**TASK:**
Every entry below must appear again, exactly as written.

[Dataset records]
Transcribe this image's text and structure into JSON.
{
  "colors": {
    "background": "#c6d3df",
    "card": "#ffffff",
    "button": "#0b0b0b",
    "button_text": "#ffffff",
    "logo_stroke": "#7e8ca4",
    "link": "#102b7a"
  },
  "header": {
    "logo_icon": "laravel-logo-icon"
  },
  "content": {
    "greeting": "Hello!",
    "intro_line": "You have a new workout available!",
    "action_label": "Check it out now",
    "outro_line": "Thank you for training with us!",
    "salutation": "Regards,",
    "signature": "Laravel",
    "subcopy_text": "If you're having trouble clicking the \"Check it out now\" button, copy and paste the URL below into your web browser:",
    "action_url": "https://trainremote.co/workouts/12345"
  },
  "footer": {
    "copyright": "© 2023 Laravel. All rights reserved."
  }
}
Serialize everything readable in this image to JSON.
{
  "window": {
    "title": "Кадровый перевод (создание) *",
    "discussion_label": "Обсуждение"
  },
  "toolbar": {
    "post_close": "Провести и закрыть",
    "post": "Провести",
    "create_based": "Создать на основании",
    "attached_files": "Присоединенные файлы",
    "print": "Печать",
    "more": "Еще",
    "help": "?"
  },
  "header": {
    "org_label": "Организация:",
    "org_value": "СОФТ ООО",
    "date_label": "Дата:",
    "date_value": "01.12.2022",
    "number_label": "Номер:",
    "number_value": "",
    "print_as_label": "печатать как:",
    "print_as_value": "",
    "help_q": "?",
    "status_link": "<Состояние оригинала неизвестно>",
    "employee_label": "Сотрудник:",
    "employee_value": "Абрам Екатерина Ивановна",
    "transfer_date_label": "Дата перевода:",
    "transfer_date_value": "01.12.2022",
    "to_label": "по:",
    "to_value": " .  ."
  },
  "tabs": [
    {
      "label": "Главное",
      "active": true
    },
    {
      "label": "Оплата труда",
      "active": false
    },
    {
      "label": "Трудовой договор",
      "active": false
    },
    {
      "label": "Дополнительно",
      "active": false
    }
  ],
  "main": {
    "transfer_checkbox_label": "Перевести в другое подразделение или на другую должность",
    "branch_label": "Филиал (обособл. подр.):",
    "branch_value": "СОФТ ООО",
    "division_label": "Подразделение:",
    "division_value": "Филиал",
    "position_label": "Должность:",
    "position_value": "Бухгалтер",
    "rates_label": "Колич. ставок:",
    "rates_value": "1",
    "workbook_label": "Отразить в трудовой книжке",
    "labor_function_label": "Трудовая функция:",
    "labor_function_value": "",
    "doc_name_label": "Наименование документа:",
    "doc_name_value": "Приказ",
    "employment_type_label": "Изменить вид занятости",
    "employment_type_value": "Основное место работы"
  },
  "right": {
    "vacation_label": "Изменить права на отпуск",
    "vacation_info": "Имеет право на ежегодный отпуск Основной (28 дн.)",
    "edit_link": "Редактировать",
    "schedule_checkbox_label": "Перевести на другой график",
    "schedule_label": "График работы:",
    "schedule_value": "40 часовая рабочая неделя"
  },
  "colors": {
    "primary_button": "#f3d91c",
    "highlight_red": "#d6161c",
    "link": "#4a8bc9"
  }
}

**ANSWER:**
Transcribe this image's text and structure into JSON.
{
  "colors": {
    "background": "#c6d3df",
    "card": "#ffffff",
    "button": "#0b0b0b",
    "button_text": "#ffffff",
    "logo_stroke": "#7e8ca4",
    "link": "#102b7a"
  },
  "header": {
    "logo_icon": "laravel-logo-icon"
  },
  "content": {
    "greeting": "Hello!",
    "intro_line": "You have a new workout available!",
    "action_label": "Check it out now",
    "outro_line": "Thank you for training with us!",
    "salutation": "Regards,",
    "signature": "Laravel",
    "subcopy_text": "If you're having trouble clicking the \"Check it out now\" button, copy and paste the URL below into your web browser:",
    "action_url": "https://trainremote.co/workouts/12345"
  },
  "footer": {
    "copyright": "© 2023 Laravel. All rights reserved."
  }
}
Serialize everything readable in this image to JSON.
{
  "window": {
    "title": "Кадровый перевод (создание) *",
    "discussion_label": "Обсуждение"
  },
  "toolbar": {
    "post_close": "Провести и закрыть",
    "post": "Провести",
    "create_based": "Создать на основании",
    "attached_files": "Присоединенные файлы",
    "print": "Печать",
    "more": "Еще",
    "help": "?"
  },
  "header": {
    "org_label": "Организация:",
    "org_value": "СОФТ ООО",
    "date_label": "Дата:",
    "date_value": "01.12.2022",
    "number_label": "Номер:",
    "number_value": "",
    "print_as_label": "печатать как:",
    "print_as_value": "",
    "help_q": "?",
    "status_link": "<Состояние оригинала неизвестно>",
    "employee_label": "Сотрудник:",
    "employee_value": "Абрам Екатерина Ивановна",
    "transfer_date_label": "Дата перевода:",
    "transfer_date_value": "01.12.2022",
    "to_label": "по:",
    "to_value": " .  ."
  },
  "tabs": [
    {
      "label": "Главное",
      "active": true
    },
    {
      "label": "Оплата труда",
      "active": false
    },
    {
      "label": "Трудовой договор",
      "active": false
    },
    {
      "label": "Дополнительно",
      "active": false
    }
  ],
  "main": {
    "transfer_checkbox_label": "Перевести в другое подразделение или на другую должность",
    "branch_label": "Филиал (обособл. подр.):",
    "branch_value": "СОФТ ООО",
    "division_label": "Подразделение:",
    "division_value": "Филиал",
    "position_label": "Должность:",
    "position_value": "Бухгалтер",
    "rates_label": "Колич. ставок:",
    "rates_value": "1",
    "workbook_label": "Отразить в трудовой книжке",
    "labor_function_label": "Трудовая функция:",
    "labor_function_value": "",
    "doc_name_label": "Наименование документа:",
    "doc_name_value": "Приказ",
    "employment_type_label": "Изменить вид занятости",
    "employment_type_value": "Основное место работы"
  },
  "right": {
    "vacation_label": "Изменить права на отпуск",
    "vacation_info": "Имеет право на ежегодный отпуск Основной (28 дн.)",
    "edit_link": "Редактировать",
    "schedule_checkbox_label": "Перевести на другой график",
    "schedule_label": "График работы:",
    "schedule_value": "40 часовая рабочая неделя"
  },
  "colors": {
    "primary_button": "#f3d91c",
    "highlight_red": "#d6161c",
    "link": "#4a8bc9"
  }
}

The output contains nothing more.